→ ТЕКСТ:
*-*-*

Здесь мы приводим версию «Столпа и утверждения истины» Флоренского без дополнительных 15-20 глав (онлайн-версия, кнопки fb2, epub, mobi). При нажатии кнопки pdf репринт издания 1914 года с дополнительными главами.
Павел Флоренский
Павел Александрович Флоренский(1882-1937)
Русский религиозный философ и ученый, родился в местечке Евлах на западе нынешнего Азербайджана. По отцу его родословная уходит в русское духовенство, мать же происходила из старинного и знатного армянского рода. Флоренский очень рано обнаружил исключительные математические способности и по окончании гимназии в Тифлисе поступил на математическое отделение Московского Университета. По окончании Университета он не принял предложения остаться при Университете для занятий в области математики, а поступил в Московскую Духовную академию. В эти годы он вместе с Эрном, Свенцицким и о.Брихничевым создал «Союз христианской борьбы», стремившийся к радикальному обновлению общественного строя в духе идей Вл.Соловьева о «христианской общественности».
Позже Флоренский совершенно отошел от радикального христианства. Еще в годы студенчества его интересы охватывают философию, религию, искусство, фольклор. Он входит в круг молодых участников символического движения, завязывает дружбу с Андреем Белым, и первыми его творческими опытами становятся статьи в символистских журналах «Новый Путь» и «Весы», где он стремится внедрять математические понятия в философскую проблематику.

*-*-*

→ РАЗДЕЛ ДАННЫХ:

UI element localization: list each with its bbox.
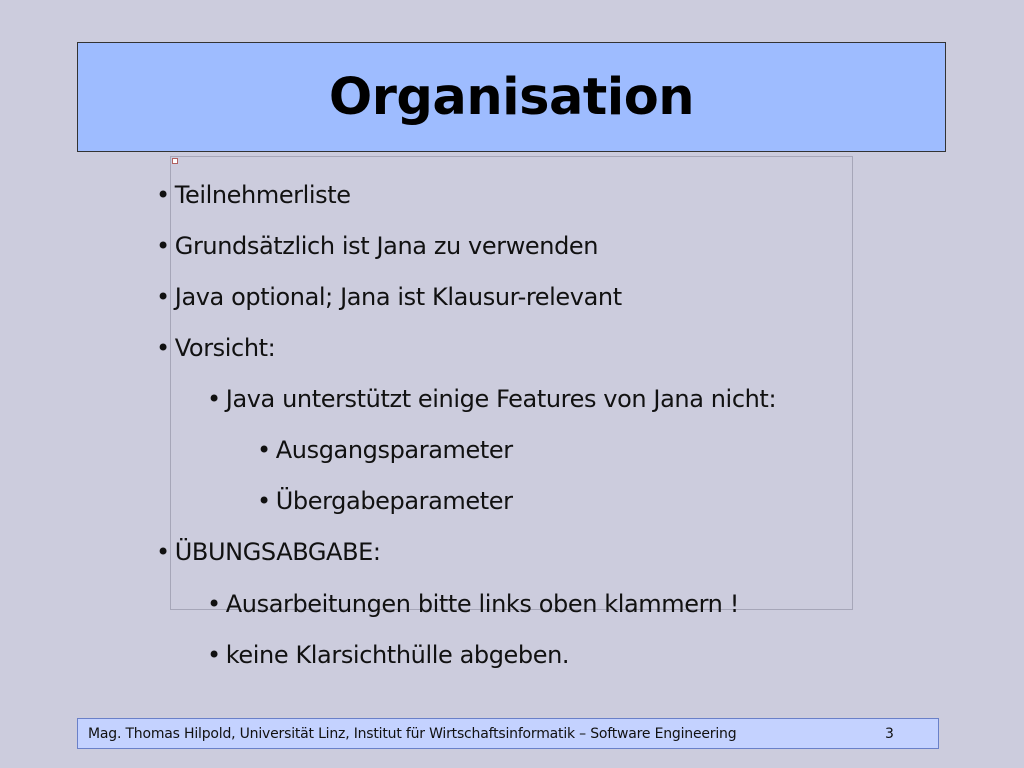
bullet-marker: • [156, 538, 170, 566]
footer-text: Mag. Thomas Hilpold, Universität Linz, Institut für Wirtschaftsinformatik – Software Engineering [88, 726, 737, 742]
bullet-marker: • [156, 232, 170, 260]
bullet-item [156, 538, 381, 566]
bullet-item [207, 641, 569, 669]
bullet-text: Teilnehmerliste [174, 181, 351, 209]
bullet-marker: • [156, 334, 170, 362]
bullet-text: Übergabeparameter [275, 487, 513, 515]
bullet-marker: • [257, 487, 271, 515]
bullet-item [156, 334, 275, 362]
bullet-marker: • [207, 385, 221, 413]
bullet-marker: • [207, 641, 221, 669]
bullet-marker: • [207, 590, 221, 618]
bullet-text: keine Klarsichthülle abgeben. [225, 641, 570, 669]
bullet-text: Java optional; Jana ist Klausur-relevant [174, 283, 622, 311]
bullet-text: Ausgangsparameter [275, 436, 513, 464]
bullet-text: Grundsätzlich ist Jana zu verwenden [174, 232, 599, 260]
bullet-text: Ausarbeitungen bitte links oben klammern ! [225, 590, 739, 618]
bullet-marker: • [257, 436, 271, 464]
bullet-item [207, 590, 739, 618]
bullet-item [156, 181, 351, 209]
bullet-text: Java unterstützt einige Features von Jana nicht: [225, 385, 777, 413]
bullet-item [156, 283, 622, 311]
bullet-item [257, 436, 513, 464]
bullet-item [257, 487, 513, 515]
bullet-marker: • [156, 181, 170, 209]
bullet-item [207, 385, 776, 413]
bullet-text: ÜBUNGSABGABE: [174, 538, 381, 566]
bullet-item [156, 232, 598, 260]
slide-footer [77, 718, 939, 749]
bullet-marker: • [156, 283, 170, 311]
page-number: 3 [885, 726, 894, 742]
bullet-text: Vorsicht: [174, 334, 276, 362]
slide-title: Organisation [328, 67, 695, 127]
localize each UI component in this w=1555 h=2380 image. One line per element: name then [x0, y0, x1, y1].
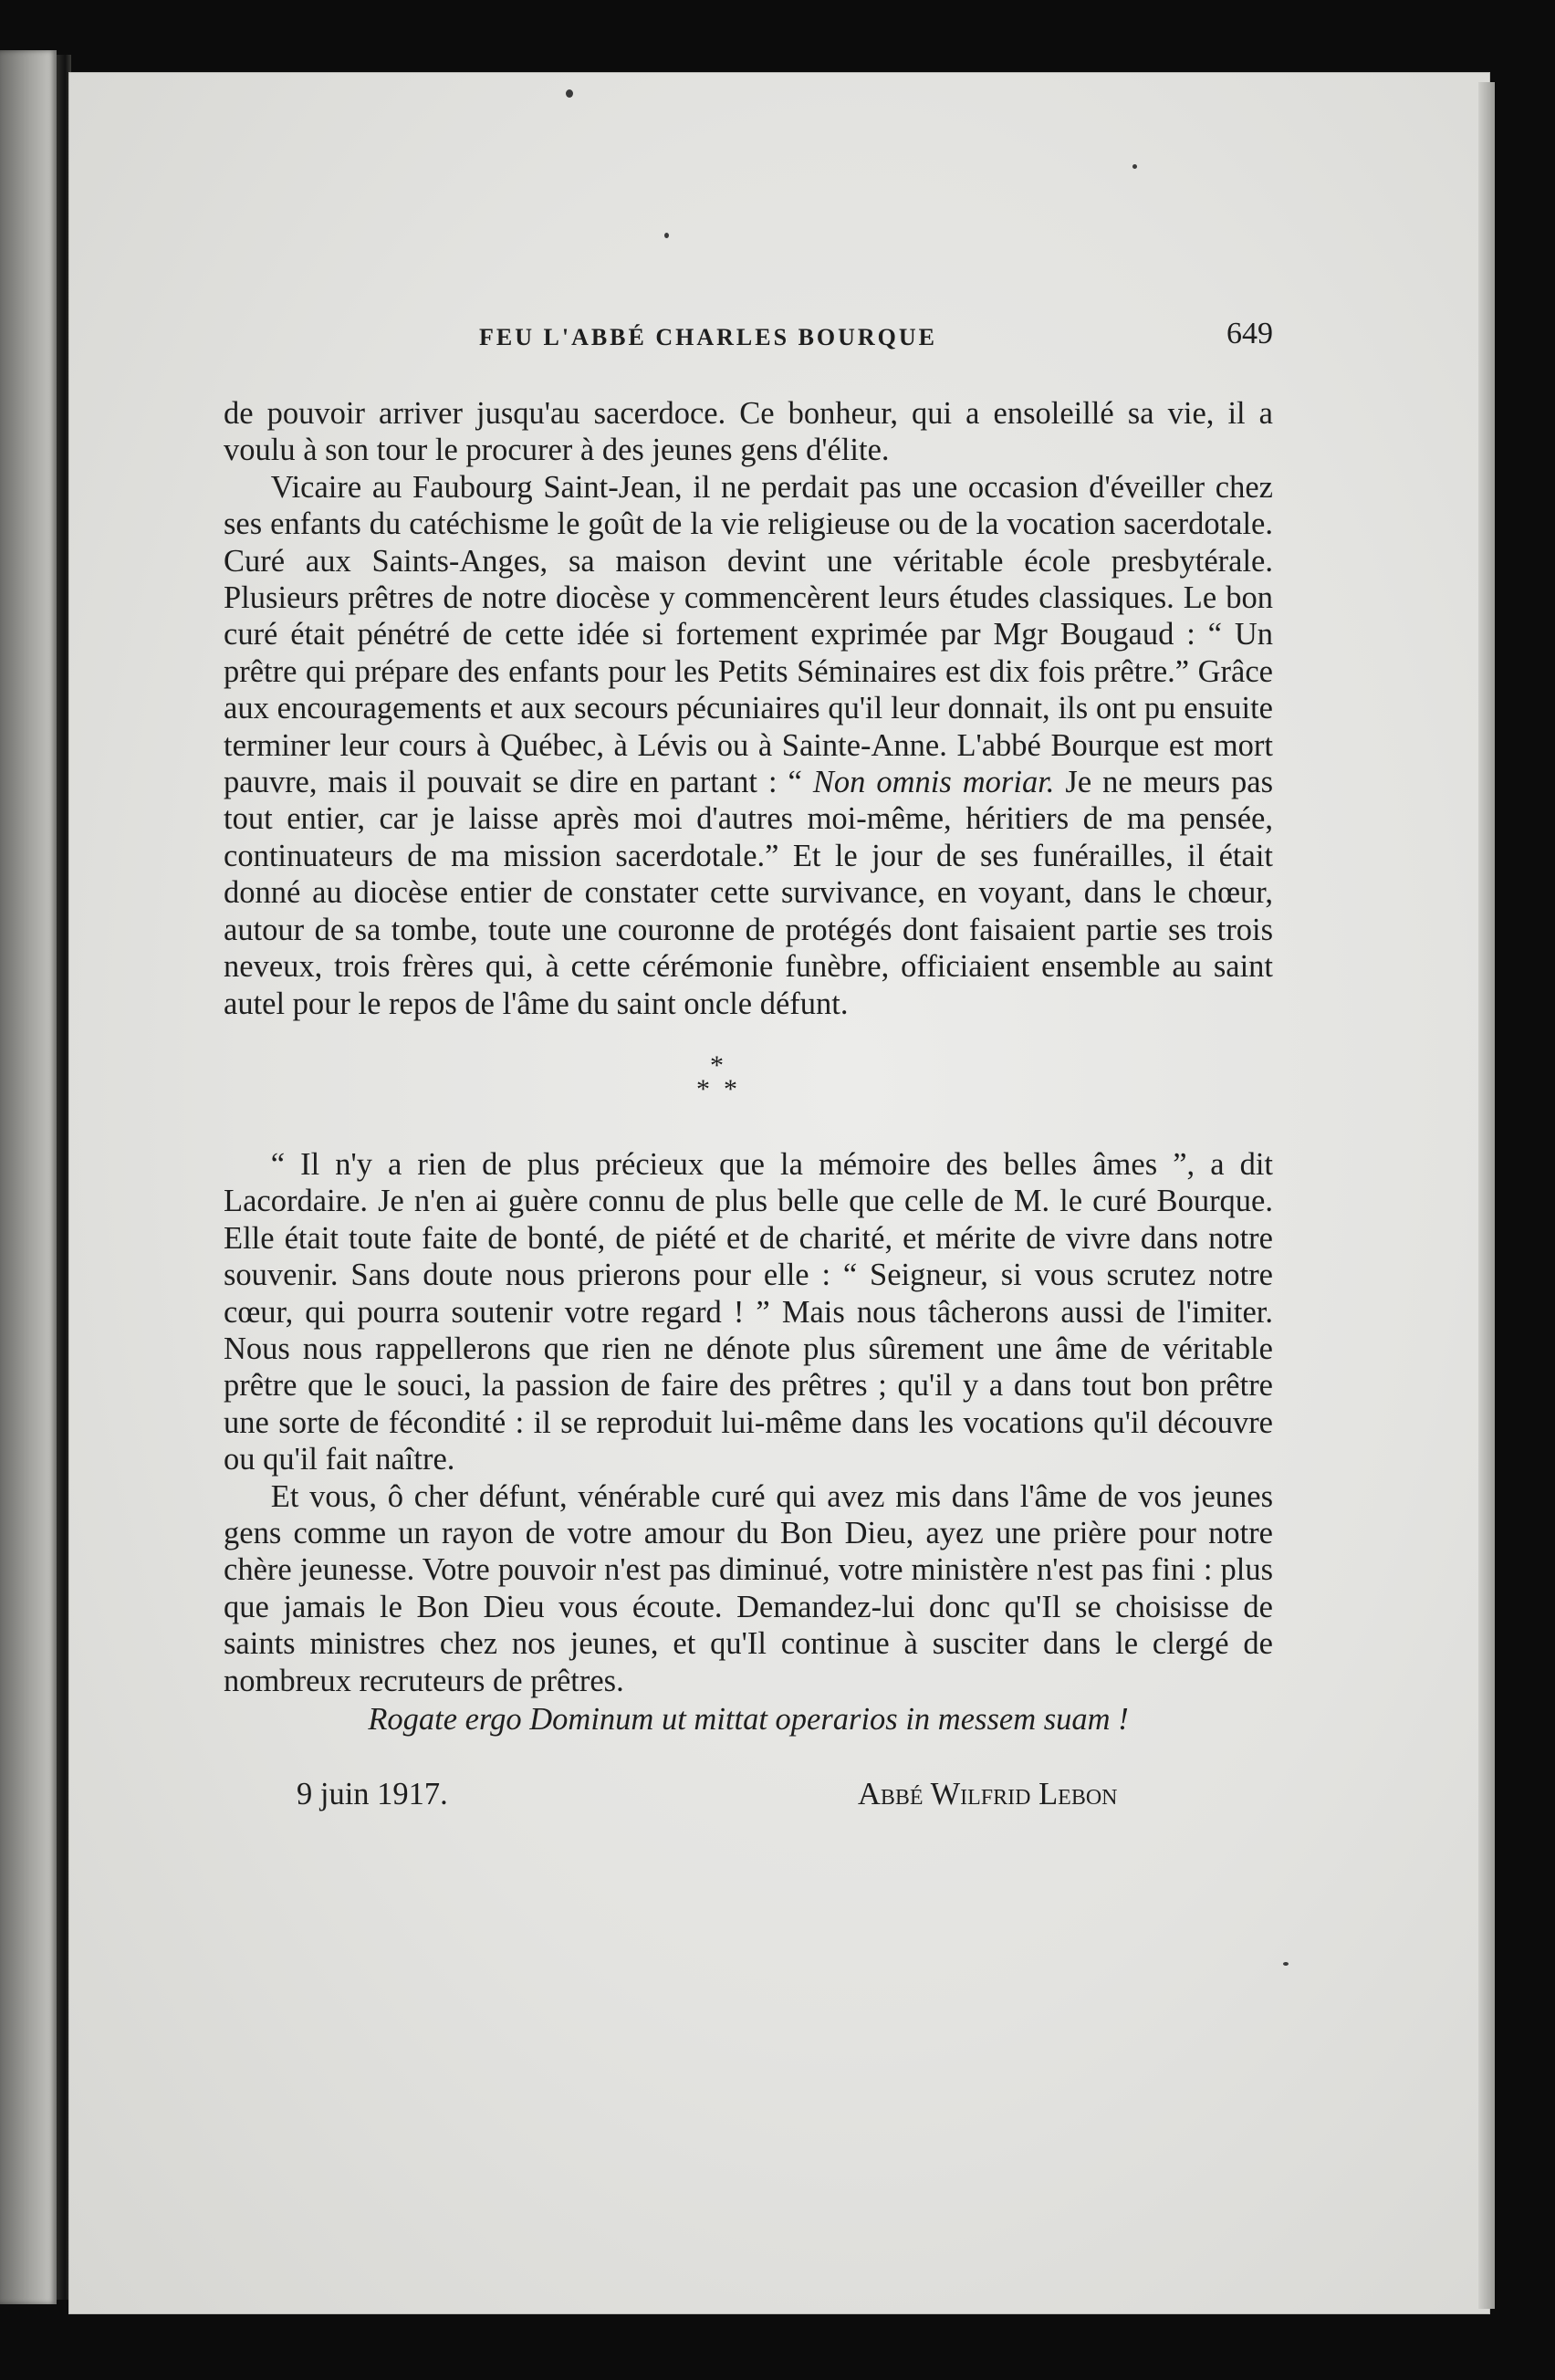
- signature-line: [224, 1776, 1273, 1816]
- ink-speck: [566, 89, 573, 98]
- latin-prayer: Rogate ergo Dominum ut mittat operarios in messem suam !: [368, 1702, 1129, 1737]
- asterism: [224, 1048, 1273, 1121]
- paragraph-memory: “ Il n'y a rien de plus précieux que la mémoire des belles âmes ”, a dit Lacordaire. Je n'en ai guère connu de plus belle que celle de M. le curé Bourque. Elle était toute faite de bonté, de piété et de charité, et mérite de vivre dans notre souvenir. Sans doute nous prierons pour elle : “ Seigneur, si vous scrutez notre cœur, qui pourra soutenir votre regard ! ” Mais nous tâcherons aussi de l'imiter. Nous nous rappellerons que rien ne dénote plus sûrement une âme de véritable prêtre que le souci, la passion de faire des prêtres ; qu'il y a dans tout bon prêtre une sorte de fécondité : il se reproduit lui-même dans les vocations qu'il découvre ou qu'il fait naître.: [224, 1146, 1273, 1477]
- running-title: FEU L'ABBÉ CHARLES BOURQUE: [479, 324, 938, 350]
- ink-speck: [1132, 164, 1137, 169]
- previous-page-edge: [0, 50, 57, 2304]
- page-number: 649: [1226, 317, 1273, 350]
- signature-author: Abbé Wilfrid Lebon: [858, 1777, 1118, 1812]
- asterism-star: *: [710, 1049, 724, 1080]
- ink-speck: [1283, 1962, 1289, 1966]
- paragraph-address: Et vous, ô cher défunt, vénérable curé qui avez mis dans l'âme de vos jeunes gens comme un rayon de votre amour du Bon Dieu, ayez une prière pour notre chère jeunesse. Votre pouvoir n'est pas diminué, votre ministère n'est pas fini : plus que jamais le Bon Dieu vous écoute. Demandez-lui donc qu'Il se choisisse de saints ministres chez nos jeunes, et qu'Il continue à susciter dans le clergé de nombreux recruteurs de prêtres.: [224, 1478, 1273, 1698]
- paragraph-text: Je ne meurs pas tout entier, car je laisse après moi d'autres moi-même, héritiers de ma pensée, continuateurs de ma mission sacerdotale.” Et le jour de ses funérailles, il était donné au diocèse entier de constater cette survivance, en voyant, dans le chœur, autour de sa tombe, toute une couronne de protégés dont faisaient partie ses trois neveux, trois frères qui, à cette cérémonie funèbre, officiaient ensemble au saint autel pour le repos de l'âme du saint oncle défunt.: [224, 765, 1273, 1021]
- asterism-star: *: [724, 1073, 737, 1104]
- asterism-star: *: [696, 1073, 710, 1104]
- ink-speck: [664, 233, 669, 238]
- latin-quote: Non omnis moriar.: [812, 765, 1055, 800]
- running-head: [224, 319, 1273, 356]
- paragraph-vocation: [224, 469, 1273, 1022]
- paragraph-text: Vicaire au Faubourg Saint-Jean, il ne perdait pas une occasion d'éveiller chez ses enfants du catéchisme le goût de la vie religieuse ou de la vocation sacerdotale. Curé aux Saints-Anges, sa maison devint une véritable école presbytérale. Plusieurs prêtres de notre diocèse y commencèrent leurs études classiques. Le bon curé était pénétré de cette idée si fortement exprimée par Mgr Bougaud : “ Un prêtre qui prépare des enfants pour les Petits Séminaires est dix fois prêtre.” Grâce aux encouragements et aux secours pécuniaires qu'il leur donnait, ils ont pu ensuite terminer leur cours à Québec, à Lévis ou à Sainte-Anne. L'abbé Bourque est mort pauvre, mais il pouvait se dire en partant : “: [224, 469, 1273, 800]
- signature-date: 9 juin 1917.: [297, 1777, 448, 1812]
- page-edge-shadow: [1478, 82, 1495, 2309]
- page-text-block: [224, 319, 1273, 1816]
- paragraph-continuation: de pouvoir arriver jusqu'au sacerdoce. Ce bonheur, qui a ensoleillé sa vie, il a voulu à son tour le procurer à des jeunes gens d'élite.: [224, 396, 1273, 468]
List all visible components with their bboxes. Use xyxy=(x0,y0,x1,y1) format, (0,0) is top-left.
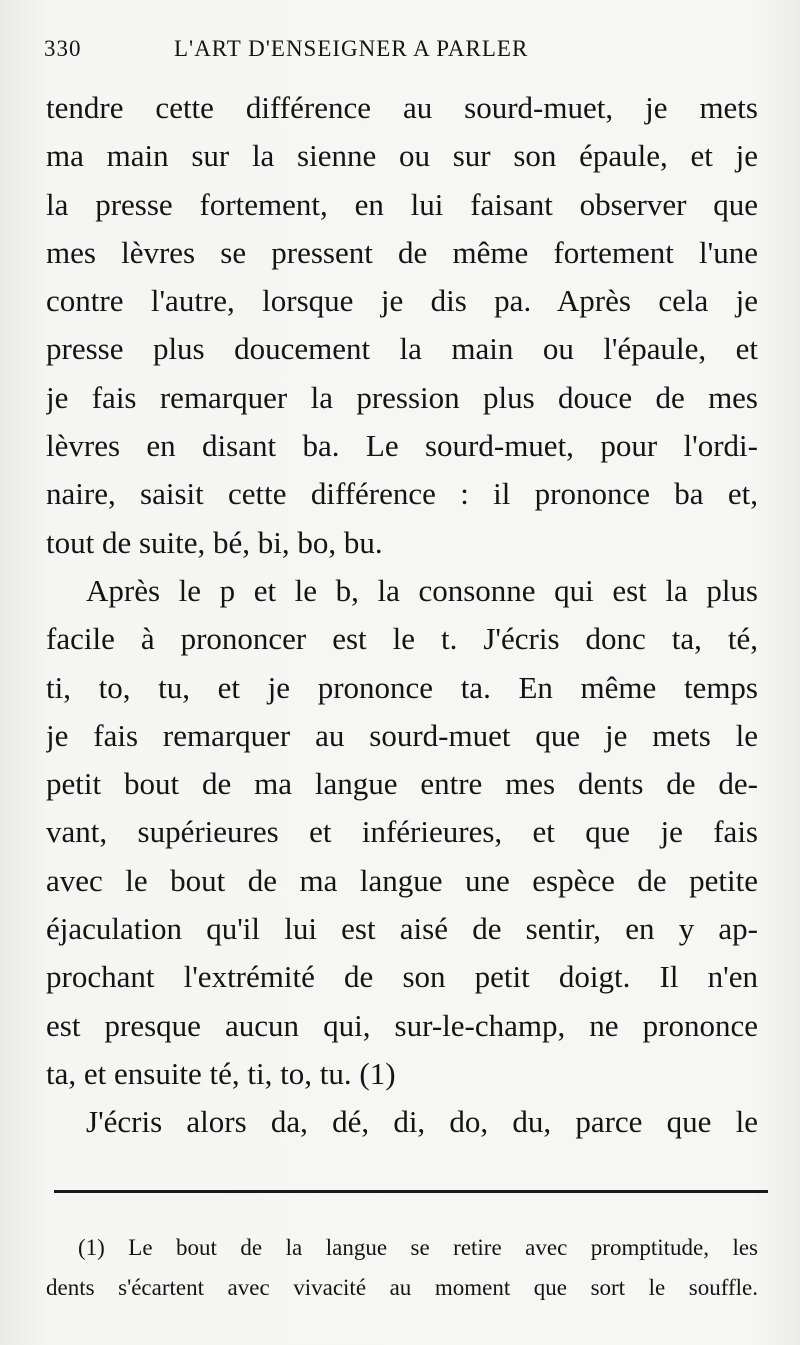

*-*-*

→ ЗАДАНИЕ A:
На какое отделение Московского университета поступил Флоренский после гимназии в Тифлисе, согласно тексту о Флоренском?
→ ЗАДАНИЕ B:
Пожалуйста, продолжите текст о Флоренском с места, на котором он обрывается.
Строки никак не связаны с текстом о Флоренском.

→ ОТВЕТ К ЗАДАНИЮ A:
На математическое отделение.

→ ОТВЕТ К ЗАДАНИЮ B:
В годы обучения в Духовной Академии у него возникает замысел капитального сочинения, будущей его книги «Столп и утверждение истины», большую часть которой он завершает к концу обучения. После окончания Академии в 1908 году он становится в ней преподавателем философских дисциплин, а в 1911 году принимает священство и в 1912 году назначается редактором академического журнала «Богословский вестник». Полный и окончательный текст его книги «Столп и утверждение истины» появляется в 1924 году.
В 1918 году Духовная Академия переносит свою работу в Москву, а затем закрывается. В 1921 году закрывается и Сергиево-Пасадский храм, где Флоренский служил священником. В годы с 1916-го по 1925 Флоренский пишет ряд религиозно-философских работ, включая «Очерки философии культа» (1918), «Иконостас» (1922), работает над своими воспоминаниями.
Комиссия по охране Лавры приняла на учет и под охрану памятники Вифанского монастыря и Гефсиманского скита, имений Абрамцево, Мураново, Царь-Дар, сел Благовещенье, Воздвиженье, Подсосенки, Тимофеевское, Шеметовское, деревни Рязанцево, городов Александрова, Переславля-3алесского, Пушкино, Сергиева Посада, Софрино, Хотьково.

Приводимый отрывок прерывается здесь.